━━ EXERCISE DATA ━━

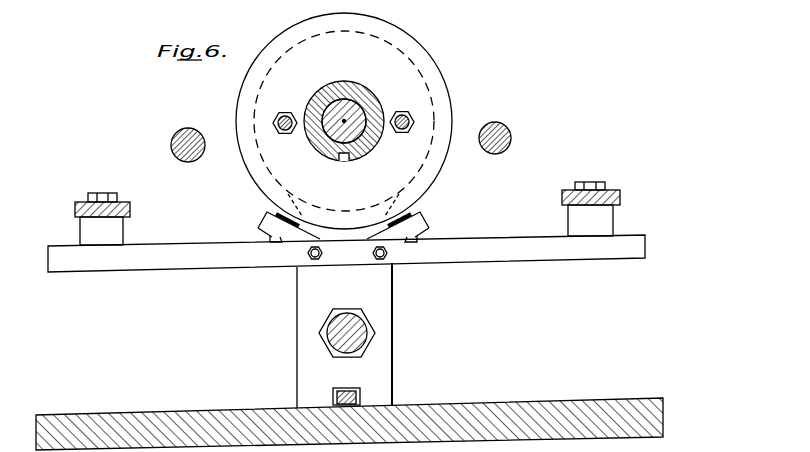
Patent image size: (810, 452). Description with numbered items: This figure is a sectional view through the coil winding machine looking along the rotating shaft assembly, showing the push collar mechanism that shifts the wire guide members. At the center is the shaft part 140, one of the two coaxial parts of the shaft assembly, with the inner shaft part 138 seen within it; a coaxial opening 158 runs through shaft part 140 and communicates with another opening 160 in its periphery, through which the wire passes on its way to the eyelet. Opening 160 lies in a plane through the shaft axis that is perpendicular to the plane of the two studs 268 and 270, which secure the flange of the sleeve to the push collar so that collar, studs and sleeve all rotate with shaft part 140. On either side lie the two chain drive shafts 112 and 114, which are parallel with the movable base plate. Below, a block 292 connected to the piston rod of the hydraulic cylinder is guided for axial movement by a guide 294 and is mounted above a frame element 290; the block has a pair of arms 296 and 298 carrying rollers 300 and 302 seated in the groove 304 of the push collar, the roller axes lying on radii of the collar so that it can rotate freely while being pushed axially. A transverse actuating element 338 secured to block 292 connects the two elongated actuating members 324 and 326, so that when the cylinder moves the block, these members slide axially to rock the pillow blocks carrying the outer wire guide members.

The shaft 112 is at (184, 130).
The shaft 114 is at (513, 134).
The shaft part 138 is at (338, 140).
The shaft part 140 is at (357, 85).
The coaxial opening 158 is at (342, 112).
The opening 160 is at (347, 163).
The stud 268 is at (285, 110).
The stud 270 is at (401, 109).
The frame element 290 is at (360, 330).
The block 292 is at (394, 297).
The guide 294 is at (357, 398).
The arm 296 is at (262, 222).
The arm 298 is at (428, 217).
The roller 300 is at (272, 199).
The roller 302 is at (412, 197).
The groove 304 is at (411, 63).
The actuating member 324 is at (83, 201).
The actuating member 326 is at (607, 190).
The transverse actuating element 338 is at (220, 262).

━━━

Please switch "push collar mechanism" to "thrust collar mechanism" and write out the listing again with everything else unchanged, leaving out the pictures.

Patent image size: (810, 452). Description with numbered items: This figure is a sectional view through the coil winding machine looking along the rotating shaft assembly, showing the thrust collar mechanism that shifts the wire guide members. At the center is the shaft part 140, one of the two coaxial parts of the shaft assembly, with the inner shaft part 138 seen within it; a coaxial opening 158 runs through shaft part 140 and communicates with another opening 160 in its periphery, through which the wire passes on its way to the eyelet. Opening 160 lies in a plane through the shaft axis that is perpendicular to the plane of the two studs 268 and 270, which secure the flange of the sleeve to the push collar so that collar, studs and sleeve all rotate with shaft part 140. On either side lie the two chain drive shafts 112 and 114, which are parallel with the movable base plate. Below, a block 292 connected to the piston rod of the hydraulic cylinder is guided for axial movement by a guide 294 and is mounted above a frame element 290; the block has a pair of arms 296 and 298 carrying rollers 300 and 302 seated in the groove 304 of the push collar, the roller axes lying on radii of the collar so that it can rotate freely while being pushed axially. A transverse actuating element 338 secured to block 292 connects the two elongated actuating members 324 and 326, so that when the cylinder moves the block, these members slide axially to rock the pillow blocks carrying the outer wire guide members.

The shaft 112 is at (184, 130).
The shaft 114 is at (513, 134).
The shaft part 138 is at (338, 140).
The shaft part 140 is at (357, 85).
The coaxial opening 158 is at (342, 112).
The opening 160 is at (347, 163).
The stud 268 is at (285, 110).
The stud 270 is at (401, 109).
The frame element 290 is at (360, 330).
The block 292 is at (394, 297).
The guide 294 is at (357, 398).
The arm 296 is at (262, 222).
The arm 298 is at (428, 217).
The roller 300 is at (272, 199).
The roller 302 is at (412, 197).
The groove 304 is at (411, 63).
The actuating member 324 is at (83, 201).
The actuating member 326 is at (607, 190).
The transverse actuating element 338 is at (220, 262).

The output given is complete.